• Esercizio scritto A: Mostri ogni riga dei record che contiene la stringa "link", tenendo conto delle maiuscole e delle minuscole.

:::

Lungi da me assimilare la pittura di Ceccherini al discorso pop, anche perché il suo lavoro si muove in direzioni diametralmente opposte, e la pasta della pittura sopra le sue tele ne è un chiaro esempio. Provo però a comprendere la fascinazione verso artisti come Paolo Uccello e Piero Della Francesca. Scrivevo così nel ‘foglio di sala’ per la mostra Saluti dal Confine: “Luca  Ceccherini all’interno delle sue opere (Ritratto in adolescenza, 2021; Cinta muraria, 2021) ‘rivisita’ la celebre Battaglia di San Romano di Paolo Uccello. La ripresa storica del conflitto ‘di confine’ tra senesi e fiorentini diventa qui pretesto per dipingere. Ancora, la battaglia svuotata da ogni connotazione storica è intesa come matrice primaria che spinge il gesto pittorico e la stessa citazione a Paolo Uccello, fonte dalla quale attingere per l’artista, insieme a Piero Della Francesca,  è confine effimero fra passato e presente. La scelta di confrontarsi con immagini iconiche, pensate appositamente per essere inserite in un contesto di avvenimenti narrati, permette all’artista di operare per sottrazione.

Luca Ceccherini, Fuga, 235 x 170 cm, olio su tela – courtesy of the artist

Frammentando le immagini trattate in una costellazione di elementi, Ceccherini va a creare una linea narrativa che si manifesta esclusivamente per accostamento di idee. Inserire o evidenziare un elemento di lettura interno di un immagine permette così di rendere accessibile e riconoscibile il contesto da cui è stata estrapolata, evidenziando il tracciato iconologico a cui essa appartiene”. Ecco che anche la costellazione si  inserisce all’interno della sfera narrativa di cui si è già parlato in precedenza. Tele di diverse dimensioni sono pensate come serie da fruire insieme, quasi come vignette di una stessa storia (inedita) da far scorrere una dopo l’altra. Non si sta ovviamente parlando di un ordine narrativo ‘preciso’ e quindi didascalico; le opere, infatti, rispondo esclusivamente all’esigenza di formulazione di una nuova narrazione iconica e immaginifica.

:::

• Esercizio scritto B: Secondo il brano sulla pittura di Ceccherini, quale celebre opera di Paolo Uccello l'artista rivisita nelle sue opere?

:::

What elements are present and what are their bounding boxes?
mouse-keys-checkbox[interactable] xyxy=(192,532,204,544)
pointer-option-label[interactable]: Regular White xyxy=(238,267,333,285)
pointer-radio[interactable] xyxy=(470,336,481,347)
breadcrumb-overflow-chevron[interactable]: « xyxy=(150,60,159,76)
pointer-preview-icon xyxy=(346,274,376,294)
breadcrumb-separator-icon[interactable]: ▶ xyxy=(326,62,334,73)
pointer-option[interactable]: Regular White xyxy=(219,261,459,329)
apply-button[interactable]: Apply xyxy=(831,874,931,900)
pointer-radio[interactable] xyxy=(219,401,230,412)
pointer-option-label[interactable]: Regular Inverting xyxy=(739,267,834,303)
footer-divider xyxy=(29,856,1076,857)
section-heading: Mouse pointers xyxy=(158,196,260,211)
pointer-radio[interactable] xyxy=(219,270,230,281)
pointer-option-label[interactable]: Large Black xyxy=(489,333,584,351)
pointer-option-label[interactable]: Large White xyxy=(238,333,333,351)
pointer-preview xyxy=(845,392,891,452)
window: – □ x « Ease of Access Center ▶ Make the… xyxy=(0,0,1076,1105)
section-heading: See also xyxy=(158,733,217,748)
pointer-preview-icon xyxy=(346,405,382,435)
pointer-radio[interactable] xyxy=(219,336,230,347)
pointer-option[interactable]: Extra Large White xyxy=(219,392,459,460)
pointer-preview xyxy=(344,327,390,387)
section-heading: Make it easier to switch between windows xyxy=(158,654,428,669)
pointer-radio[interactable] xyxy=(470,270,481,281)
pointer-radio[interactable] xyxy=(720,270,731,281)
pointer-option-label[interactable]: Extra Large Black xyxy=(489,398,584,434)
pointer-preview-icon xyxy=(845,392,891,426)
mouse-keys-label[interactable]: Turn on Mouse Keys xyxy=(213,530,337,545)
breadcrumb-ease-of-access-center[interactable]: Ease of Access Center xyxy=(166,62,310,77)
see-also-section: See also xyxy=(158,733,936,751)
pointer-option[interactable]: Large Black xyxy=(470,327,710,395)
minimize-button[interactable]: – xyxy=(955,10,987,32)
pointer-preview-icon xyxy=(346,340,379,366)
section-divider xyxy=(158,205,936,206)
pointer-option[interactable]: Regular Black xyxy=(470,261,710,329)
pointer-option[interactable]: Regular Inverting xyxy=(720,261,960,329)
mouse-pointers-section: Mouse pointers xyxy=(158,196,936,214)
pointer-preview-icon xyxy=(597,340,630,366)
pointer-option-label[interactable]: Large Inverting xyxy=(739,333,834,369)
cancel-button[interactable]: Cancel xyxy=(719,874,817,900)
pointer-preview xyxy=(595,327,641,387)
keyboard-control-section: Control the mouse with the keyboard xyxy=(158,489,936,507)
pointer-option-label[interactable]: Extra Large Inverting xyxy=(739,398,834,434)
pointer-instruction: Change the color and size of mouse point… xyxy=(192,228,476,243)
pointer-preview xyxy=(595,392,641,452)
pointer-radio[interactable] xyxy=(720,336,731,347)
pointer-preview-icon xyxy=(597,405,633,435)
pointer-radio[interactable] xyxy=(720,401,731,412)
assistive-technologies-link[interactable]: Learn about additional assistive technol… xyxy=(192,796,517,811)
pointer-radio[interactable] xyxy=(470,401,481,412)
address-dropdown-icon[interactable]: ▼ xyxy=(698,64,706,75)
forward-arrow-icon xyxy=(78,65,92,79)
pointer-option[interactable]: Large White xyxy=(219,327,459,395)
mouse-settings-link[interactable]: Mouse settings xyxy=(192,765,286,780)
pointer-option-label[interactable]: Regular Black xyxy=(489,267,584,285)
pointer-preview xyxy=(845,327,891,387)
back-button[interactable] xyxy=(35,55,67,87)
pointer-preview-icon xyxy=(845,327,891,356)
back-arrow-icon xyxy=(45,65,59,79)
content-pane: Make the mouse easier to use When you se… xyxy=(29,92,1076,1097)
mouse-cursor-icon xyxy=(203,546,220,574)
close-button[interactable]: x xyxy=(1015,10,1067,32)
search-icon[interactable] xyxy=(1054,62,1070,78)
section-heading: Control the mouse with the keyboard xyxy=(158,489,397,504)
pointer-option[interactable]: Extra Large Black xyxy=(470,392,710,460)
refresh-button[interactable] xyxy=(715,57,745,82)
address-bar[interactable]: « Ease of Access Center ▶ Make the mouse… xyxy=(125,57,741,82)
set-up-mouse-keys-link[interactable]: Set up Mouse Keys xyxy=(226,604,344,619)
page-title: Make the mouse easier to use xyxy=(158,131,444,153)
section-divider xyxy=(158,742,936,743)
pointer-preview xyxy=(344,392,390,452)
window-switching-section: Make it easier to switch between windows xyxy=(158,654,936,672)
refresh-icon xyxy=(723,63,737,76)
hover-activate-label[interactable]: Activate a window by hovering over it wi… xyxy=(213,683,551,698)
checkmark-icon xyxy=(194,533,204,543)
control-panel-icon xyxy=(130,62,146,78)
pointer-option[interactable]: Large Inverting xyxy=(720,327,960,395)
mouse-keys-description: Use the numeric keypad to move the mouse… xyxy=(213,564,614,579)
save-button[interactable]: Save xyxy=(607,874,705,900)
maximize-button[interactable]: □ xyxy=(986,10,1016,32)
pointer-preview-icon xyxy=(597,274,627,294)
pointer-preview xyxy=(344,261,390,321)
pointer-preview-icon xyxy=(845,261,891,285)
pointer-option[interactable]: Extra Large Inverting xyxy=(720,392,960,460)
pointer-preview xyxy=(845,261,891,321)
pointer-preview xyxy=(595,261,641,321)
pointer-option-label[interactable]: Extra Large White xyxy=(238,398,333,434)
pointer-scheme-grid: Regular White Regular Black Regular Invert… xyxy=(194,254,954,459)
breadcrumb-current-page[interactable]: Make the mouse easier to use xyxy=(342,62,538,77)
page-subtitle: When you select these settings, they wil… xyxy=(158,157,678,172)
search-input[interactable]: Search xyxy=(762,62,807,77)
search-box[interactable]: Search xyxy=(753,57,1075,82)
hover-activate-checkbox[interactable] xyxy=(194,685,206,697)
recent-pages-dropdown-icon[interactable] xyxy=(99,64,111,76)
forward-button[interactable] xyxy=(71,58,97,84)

:::

• Risposta finale A:
assistive-technologies-link[interactable]: Learn about additional assistive technol… xyxy=(192,796,517,811)
mouse-settings-link[interactable]: Mouse settings xyxy=(192,765,286,780)
set-up-mouse-keys-link[interactable]: Set up Mouse Keys xyxy=(226,604,344,619)

• Risposta finale B: La Battaglia di San Romano.